** Begin Provided material **

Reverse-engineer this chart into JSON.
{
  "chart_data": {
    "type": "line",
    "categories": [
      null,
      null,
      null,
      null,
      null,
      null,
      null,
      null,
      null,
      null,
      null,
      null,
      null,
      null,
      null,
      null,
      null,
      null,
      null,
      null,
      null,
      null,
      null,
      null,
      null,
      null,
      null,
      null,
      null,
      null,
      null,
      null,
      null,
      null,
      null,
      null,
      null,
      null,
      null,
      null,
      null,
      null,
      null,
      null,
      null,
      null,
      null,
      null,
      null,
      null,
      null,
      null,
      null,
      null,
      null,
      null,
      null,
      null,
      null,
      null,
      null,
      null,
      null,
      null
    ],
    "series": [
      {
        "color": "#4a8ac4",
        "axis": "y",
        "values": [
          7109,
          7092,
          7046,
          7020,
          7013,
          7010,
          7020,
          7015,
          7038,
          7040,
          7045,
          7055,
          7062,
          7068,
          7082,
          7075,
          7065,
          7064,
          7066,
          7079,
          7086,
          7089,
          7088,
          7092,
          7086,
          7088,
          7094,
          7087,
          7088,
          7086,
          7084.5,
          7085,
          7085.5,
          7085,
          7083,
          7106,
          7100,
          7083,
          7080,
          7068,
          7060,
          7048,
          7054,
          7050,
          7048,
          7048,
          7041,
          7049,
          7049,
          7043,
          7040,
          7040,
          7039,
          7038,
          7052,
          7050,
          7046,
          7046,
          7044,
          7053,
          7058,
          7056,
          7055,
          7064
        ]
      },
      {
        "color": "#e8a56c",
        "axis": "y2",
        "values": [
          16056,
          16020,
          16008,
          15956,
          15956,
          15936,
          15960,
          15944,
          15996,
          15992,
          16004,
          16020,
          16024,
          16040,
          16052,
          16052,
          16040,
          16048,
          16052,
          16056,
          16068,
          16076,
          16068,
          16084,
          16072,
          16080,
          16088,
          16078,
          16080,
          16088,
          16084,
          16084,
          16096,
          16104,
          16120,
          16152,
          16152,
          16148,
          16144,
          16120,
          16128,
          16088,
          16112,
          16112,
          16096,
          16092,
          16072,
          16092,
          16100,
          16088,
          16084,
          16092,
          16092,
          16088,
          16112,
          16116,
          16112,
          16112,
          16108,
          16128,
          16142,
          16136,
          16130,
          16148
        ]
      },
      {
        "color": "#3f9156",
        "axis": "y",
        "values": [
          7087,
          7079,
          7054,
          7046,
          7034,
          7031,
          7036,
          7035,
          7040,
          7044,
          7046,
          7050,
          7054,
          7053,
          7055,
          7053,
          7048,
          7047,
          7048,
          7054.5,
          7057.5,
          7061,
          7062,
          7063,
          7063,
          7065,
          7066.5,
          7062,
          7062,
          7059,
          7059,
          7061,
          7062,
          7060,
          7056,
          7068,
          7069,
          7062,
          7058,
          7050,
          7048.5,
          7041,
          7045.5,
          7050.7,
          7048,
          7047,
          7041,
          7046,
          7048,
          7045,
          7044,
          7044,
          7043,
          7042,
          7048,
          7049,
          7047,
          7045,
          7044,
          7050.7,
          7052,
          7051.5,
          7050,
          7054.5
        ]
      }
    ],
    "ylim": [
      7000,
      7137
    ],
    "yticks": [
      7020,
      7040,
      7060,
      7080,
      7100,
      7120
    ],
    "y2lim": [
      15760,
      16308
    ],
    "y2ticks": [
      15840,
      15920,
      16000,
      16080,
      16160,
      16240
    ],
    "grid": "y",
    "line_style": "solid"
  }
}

** End Provided material **

§ What to do: Copy out all lines where the word "color" appears.

§ Full output:
        "color": "#4a8ac4",
        "color": "#e8a56c",
        "color": "#3f9156",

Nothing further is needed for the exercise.